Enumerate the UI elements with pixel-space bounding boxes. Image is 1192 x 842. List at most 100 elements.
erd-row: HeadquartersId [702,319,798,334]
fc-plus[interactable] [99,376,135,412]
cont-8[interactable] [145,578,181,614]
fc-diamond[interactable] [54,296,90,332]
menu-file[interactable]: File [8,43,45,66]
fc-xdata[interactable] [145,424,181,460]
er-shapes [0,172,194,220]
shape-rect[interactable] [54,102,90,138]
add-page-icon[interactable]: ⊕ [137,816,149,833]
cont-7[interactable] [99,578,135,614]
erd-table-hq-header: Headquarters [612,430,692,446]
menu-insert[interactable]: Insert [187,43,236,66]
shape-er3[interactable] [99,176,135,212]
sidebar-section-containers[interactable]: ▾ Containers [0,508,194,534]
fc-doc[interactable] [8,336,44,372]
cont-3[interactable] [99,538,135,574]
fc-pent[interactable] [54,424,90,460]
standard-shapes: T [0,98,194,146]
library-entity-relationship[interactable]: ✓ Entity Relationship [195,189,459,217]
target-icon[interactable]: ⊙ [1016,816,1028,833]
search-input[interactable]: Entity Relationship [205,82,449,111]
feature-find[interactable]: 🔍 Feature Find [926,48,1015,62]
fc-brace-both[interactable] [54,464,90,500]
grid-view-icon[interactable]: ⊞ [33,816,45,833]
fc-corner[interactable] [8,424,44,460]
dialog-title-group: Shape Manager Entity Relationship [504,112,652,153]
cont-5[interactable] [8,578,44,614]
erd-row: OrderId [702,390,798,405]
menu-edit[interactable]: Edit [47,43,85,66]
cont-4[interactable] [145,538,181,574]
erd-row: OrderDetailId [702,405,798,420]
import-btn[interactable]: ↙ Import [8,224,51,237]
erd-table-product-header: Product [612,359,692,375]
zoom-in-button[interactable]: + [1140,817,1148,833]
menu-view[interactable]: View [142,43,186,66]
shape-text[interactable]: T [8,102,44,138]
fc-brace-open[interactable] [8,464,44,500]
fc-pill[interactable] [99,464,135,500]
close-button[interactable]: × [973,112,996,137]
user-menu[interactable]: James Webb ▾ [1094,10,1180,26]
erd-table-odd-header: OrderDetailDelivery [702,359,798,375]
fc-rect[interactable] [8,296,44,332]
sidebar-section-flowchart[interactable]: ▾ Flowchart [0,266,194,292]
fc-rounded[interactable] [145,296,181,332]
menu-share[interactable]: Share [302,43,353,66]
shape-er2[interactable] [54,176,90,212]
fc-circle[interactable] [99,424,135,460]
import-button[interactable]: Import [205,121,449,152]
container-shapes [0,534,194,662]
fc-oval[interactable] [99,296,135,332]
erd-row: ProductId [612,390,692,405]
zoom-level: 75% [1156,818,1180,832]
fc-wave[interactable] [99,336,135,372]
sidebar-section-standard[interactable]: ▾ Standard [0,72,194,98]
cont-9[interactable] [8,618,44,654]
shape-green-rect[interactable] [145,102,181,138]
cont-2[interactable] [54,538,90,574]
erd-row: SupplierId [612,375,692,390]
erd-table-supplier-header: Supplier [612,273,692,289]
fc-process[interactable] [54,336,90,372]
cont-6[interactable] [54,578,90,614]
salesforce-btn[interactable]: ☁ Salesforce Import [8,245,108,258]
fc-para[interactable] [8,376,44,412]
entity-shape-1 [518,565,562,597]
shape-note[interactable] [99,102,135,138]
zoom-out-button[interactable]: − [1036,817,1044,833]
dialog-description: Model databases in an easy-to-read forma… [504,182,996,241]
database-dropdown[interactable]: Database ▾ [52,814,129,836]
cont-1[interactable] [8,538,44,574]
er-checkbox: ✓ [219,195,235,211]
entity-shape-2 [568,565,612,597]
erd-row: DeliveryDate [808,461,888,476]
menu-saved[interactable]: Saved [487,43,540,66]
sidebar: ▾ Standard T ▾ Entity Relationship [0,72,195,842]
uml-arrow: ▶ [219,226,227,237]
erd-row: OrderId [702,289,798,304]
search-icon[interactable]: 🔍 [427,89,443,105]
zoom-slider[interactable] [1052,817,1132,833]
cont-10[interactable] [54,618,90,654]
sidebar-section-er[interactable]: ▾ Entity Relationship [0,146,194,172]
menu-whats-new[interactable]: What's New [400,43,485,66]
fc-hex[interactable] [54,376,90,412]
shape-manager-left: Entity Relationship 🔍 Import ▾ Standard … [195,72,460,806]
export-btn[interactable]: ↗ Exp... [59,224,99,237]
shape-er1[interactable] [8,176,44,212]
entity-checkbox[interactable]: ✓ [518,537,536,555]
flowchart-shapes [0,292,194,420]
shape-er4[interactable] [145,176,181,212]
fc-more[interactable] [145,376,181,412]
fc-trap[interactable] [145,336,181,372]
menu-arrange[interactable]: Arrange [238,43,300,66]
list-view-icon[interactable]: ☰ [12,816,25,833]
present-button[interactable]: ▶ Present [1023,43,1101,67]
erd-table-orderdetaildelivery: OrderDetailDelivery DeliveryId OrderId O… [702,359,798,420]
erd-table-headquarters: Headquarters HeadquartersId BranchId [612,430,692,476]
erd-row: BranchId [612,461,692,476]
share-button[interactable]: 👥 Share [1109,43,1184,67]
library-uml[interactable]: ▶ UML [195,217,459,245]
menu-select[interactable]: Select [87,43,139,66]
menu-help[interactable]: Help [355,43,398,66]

## What the exercise asks
Select every line in the rows above that contains the string "OrderId", and copy those lines out. Case counts, so count only matches with the same capital and small letters.

## In response
erd-row: OrderId [702,390,798,405]
erd-row: OrderId [702,289,798,304]
erd-table-orderdetaildelivery: OrderDetailDelivery DeliveryId OrderId O… [702,359,798,420]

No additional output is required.